* 引用文 *
((

尿路感染症において「尿培養」は診断と治療にとって最も重要な検査だが、検査の手間と結果までの時間差があり、不適切な抗菌薬使用および耐性菌増加という問題にもつながっている。米オハイオ州のネイションワイド・チルドレンズ病院のチームは、「UTOPIA」と呼ばれる予測モデルを用いて、小児の尿路感染症における尿培養結果を推定する研究を行っている。
American Association for Clinical Chemistry(AACC)の2022年次総会で発表された同研究によると、尿培養結果予測モデル「UTOPIA」では、年齢・性別・尿中亜硝酸塩・尿中白血球エステラーゼ・尿中白血球数・尿中細菌グレード、という6つの変数を用いて、尿培養の陽性結果を予測する。5,535名の小児患者を対象とした検証で、UTOPIAの性能はROC 0.825を達成している。

))

* 練習問題 *
A - UTOPIAに関する引用文から、尿培養の陽性結果を予測するために用いられる変数をすべて挙げよ。
B - UTOPIAに関する引用文を、最後の文の後から引き継いで書いてください。

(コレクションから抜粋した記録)

((

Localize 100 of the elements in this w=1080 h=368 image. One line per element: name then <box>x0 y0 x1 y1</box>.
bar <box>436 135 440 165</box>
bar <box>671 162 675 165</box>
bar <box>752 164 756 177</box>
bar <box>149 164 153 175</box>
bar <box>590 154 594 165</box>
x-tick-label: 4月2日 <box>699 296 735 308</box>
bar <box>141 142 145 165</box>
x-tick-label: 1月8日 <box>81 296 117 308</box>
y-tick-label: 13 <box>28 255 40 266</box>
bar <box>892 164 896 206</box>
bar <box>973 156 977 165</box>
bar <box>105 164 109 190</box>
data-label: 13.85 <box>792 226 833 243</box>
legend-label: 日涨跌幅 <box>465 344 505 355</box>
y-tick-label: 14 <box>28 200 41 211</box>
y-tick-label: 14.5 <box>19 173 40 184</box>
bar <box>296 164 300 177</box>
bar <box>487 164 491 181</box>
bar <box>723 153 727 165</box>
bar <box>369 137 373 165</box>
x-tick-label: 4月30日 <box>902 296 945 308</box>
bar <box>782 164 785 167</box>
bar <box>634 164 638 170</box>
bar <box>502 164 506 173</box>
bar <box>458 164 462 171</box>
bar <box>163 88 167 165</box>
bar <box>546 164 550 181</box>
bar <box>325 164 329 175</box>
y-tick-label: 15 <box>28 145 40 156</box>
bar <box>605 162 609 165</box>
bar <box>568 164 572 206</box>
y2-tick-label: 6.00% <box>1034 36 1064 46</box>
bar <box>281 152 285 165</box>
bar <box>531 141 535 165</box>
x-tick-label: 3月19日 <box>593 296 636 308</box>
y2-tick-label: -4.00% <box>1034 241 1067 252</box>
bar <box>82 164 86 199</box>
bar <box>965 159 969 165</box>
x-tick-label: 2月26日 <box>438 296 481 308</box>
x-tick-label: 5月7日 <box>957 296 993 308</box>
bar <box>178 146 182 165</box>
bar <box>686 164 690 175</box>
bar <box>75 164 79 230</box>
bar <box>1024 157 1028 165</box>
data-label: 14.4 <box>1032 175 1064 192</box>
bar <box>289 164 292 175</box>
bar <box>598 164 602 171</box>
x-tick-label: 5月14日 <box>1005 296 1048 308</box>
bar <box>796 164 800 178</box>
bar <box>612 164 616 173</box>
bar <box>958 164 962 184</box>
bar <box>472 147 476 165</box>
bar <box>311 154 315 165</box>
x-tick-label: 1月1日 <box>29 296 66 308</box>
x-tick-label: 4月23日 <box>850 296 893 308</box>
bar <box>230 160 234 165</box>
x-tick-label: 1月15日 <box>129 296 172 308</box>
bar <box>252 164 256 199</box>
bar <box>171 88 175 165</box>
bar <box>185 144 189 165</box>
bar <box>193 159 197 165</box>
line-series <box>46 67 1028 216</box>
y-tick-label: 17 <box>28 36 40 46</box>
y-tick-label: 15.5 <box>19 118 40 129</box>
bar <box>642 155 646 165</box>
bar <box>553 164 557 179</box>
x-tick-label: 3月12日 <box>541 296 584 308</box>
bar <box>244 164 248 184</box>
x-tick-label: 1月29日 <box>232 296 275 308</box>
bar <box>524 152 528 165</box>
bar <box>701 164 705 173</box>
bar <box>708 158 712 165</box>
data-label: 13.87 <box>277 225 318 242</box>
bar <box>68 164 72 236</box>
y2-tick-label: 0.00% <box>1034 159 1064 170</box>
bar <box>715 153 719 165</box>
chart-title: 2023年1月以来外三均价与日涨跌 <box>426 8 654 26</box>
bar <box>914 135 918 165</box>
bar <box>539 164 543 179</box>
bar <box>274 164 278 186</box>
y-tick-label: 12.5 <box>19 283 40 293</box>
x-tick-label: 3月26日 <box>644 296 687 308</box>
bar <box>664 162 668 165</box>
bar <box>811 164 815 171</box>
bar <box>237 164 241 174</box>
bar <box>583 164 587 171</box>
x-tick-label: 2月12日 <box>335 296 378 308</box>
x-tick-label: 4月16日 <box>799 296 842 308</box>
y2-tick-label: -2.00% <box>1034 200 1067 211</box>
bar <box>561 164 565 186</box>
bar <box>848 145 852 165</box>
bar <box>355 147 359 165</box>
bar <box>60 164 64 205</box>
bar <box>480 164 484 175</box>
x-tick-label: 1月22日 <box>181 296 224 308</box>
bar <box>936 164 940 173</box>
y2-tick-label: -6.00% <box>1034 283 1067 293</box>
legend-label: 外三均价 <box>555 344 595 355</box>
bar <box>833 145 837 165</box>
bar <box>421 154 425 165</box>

))

* 解答 *
A - 年齢、性別、尿中亜硝酸塩、尿中白血球エステラーゼ、尿中白血球数、尿中細菌グレード

B -
尿培養の結果判明までには一般的に2〜3日間を要するため、このような予測モデルを用いることでより早期での尿路感染における治療意思決定が可能となる可能性がある。研究チームを率いたJingcai Wang博士は「UTOPIAは尿培養の結果を予測するシンプルな手法で、尿路感染症の迅速な診断を可能にする。これによって不必要な尿培養を減らし、コスト削減と、小児における不必要な抗菌薬使用を減らすことができる」と語った。